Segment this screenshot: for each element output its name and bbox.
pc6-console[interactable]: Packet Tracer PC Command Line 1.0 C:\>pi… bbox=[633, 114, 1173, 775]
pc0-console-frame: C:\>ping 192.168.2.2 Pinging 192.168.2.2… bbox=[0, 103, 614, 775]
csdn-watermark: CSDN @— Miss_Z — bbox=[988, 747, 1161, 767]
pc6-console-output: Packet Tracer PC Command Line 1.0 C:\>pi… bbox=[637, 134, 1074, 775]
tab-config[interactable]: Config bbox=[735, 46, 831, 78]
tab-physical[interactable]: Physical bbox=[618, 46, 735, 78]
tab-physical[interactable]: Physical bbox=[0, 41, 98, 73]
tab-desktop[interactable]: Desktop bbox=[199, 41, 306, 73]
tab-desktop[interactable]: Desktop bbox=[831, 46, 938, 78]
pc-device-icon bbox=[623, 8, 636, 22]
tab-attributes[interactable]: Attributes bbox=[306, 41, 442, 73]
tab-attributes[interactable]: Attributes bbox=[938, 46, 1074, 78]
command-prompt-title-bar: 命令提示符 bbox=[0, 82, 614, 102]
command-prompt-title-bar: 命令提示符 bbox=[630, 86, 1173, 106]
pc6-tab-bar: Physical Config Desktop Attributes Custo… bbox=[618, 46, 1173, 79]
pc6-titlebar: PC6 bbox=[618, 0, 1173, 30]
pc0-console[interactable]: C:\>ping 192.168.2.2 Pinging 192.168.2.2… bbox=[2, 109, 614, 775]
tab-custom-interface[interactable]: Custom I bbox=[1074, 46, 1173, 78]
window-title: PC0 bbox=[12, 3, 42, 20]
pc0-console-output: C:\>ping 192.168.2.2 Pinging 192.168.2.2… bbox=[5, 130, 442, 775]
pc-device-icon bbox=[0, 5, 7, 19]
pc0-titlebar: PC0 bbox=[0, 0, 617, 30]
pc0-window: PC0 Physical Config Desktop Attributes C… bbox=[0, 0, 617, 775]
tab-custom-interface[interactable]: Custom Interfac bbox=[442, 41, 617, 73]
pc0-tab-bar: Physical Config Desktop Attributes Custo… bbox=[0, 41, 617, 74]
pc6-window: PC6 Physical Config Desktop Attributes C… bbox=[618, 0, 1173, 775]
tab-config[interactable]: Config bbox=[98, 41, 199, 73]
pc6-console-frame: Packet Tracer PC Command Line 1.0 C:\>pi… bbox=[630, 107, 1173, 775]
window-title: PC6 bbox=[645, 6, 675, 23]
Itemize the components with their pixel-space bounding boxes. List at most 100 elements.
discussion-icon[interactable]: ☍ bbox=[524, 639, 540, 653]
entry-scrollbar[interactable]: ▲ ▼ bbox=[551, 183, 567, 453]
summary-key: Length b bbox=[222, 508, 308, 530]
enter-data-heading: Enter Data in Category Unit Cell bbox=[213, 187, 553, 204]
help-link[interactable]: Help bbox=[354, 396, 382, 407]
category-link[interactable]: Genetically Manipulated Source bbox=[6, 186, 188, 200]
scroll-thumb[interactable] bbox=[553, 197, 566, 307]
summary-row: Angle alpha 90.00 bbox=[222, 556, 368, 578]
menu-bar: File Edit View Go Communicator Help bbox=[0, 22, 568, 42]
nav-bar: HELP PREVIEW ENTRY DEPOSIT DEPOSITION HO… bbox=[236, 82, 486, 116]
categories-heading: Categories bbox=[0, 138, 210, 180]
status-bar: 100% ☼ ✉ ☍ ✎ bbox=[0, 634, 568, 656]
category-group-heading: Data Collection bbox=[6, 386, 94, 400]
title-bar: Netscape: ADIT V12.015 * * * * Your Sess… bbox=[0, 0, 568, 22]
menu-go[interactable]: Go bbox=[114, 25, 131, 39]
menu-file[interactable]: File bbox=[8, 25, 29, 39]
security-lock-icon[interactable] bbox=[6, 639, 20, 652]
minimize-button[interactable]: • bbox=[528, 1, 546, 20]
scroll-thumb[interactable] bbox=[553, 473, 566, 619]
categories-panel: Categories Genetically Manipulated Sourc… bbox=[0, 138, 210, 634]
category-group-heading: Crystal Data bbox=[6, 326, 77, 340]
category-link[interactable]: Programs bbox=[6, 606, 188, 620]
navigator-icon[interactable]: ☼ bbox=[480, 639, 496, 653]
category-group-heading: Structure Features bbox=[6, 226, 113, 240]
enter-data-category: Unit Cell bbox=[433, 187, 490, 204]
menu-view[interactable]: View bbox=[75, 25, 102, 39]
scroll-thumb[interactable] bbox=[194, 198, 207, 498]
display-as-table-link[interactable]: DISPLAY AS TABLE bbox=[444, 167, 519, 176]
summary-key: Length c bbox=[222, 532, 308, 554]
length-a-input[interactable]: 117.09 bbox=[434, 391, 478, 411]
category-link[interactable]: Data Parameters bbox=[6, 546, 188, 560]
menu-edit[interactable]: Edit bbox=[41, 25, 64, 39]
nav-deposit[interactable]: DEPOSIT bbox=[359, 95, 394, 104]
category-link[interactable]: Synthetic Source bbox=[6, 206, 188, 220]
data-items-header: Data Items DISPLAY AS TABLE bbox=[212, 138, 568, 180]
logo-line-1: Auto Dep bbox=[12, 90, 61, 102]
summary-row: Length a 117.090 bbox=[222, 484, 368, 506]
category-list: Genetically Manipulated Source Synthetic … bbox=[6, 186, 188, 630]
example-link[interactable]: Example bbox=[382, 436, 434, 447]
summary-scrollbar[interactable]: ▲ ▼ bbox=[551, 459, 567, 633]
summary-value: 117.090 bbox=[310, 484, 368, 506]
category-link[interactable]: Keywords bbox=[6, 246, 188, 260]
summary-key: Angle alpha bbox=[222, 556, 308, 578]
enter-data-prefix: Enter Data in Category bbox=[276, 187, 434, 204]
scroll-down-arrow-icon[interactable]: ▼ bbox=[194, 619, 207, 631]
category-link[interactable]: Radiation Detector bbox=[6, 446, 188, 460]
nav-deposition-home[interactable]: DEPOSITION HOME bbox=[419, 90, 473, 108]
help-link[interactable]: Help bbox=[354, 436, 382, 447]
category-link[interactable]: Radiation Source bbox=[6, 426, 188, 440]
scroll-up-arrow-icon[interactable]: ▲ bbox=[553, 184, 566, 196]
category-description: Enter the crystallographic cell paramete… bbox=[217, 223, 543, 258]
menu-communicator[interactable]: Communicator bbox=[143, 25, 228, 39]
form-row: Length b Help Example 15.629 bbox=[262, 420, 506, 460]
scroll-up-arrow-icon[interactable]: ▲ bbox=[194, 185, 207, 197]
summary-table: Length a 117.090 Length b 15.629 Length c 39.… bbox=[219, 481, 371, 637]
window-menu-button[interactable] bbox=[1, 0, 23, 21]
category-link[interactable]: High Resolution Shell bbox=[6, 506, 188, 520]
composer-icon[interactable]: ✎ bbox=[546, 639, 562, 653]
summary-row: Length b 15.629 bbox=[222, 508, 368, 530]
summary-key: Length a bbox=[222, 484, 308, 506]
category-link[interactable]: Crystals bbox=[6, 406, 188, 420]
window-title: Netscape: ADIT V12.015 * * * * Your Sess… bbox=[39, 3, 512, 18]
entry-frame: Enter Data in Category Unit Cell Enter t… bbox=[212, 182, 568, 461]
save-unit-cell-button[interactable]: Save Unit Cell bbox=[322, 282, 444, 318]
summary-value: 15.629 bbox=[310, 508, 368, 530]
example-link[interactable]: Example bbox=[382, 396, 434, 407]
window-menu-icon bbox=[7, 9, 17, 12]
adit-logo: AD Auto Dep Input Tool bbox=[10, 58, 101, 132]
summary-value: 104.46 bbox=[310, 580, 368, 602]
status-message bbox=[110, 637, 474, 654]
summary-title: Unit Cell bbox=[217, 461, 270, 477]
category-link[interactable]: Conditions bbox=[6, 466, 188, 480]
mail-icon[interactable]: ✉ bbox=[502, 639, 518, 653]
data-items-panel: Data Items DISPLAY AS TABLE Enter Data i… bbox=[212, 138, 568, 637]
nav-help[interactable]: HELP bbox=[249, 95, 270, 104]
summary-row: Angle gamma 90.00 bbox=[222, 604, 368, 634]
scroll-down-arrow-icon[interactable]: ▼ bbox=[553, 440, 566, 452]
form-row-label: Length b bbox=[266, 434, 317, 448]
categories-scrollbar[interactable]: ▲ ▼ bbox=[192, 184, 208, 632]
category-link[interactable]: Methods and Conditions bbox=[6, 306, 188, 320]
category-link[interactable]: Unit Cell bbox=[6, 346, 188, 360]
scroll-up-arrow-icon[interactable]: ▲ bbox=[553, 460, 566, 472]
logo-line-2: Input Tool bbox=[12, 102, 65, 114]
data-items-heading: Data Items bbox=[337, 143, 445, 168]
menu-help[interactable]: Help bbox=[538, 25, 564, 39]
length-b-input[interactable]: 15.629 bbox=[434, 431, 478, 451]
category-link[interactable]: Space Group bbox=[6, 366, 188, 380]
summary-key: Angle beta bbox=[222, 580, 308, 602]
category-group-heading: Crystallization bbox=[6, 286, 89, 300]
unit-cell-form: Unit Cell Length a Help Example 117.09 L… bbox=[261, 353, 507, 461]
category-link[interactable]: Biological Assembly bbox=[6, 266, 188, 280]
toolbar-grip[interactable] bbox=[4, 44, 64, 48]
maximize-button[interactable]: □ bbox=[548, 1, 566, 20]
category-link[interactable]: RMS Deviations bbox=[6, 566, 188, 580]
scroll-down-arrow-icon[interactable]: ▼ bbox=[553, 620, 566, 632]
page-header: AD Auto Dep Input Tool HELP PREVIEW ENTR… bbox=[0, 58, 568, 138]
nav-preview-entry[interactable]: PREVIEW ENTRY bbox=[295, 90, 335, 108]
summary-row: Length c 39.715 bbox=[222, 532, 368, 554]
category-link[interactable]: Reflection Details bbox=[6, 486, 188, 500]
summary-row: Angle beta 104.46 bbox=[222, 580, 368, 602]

□ □ □

EXERCISE —
Please render the records as a Markdown table with the columns No. and Line, starting at the first line and ending at the line containing "pc0-console-frame: C:\>ping 192.168.2.2", with blank lines left out.

REPLY —
| No. | Line |
|---|---|
| 1 | Segment this screenshot: for each element output its name and bbox. |
| 2 | pc6-console[interactable]: Packet Tracer PC Command Line 1.0 C:\>pi… bbox=[633, 114, 1173, 775] |
| 3 | pc0-console-frame: C:\>ping 192.168.2.2 Pinging 192.168.2.2… bbox=[0, 103, 614, 775] |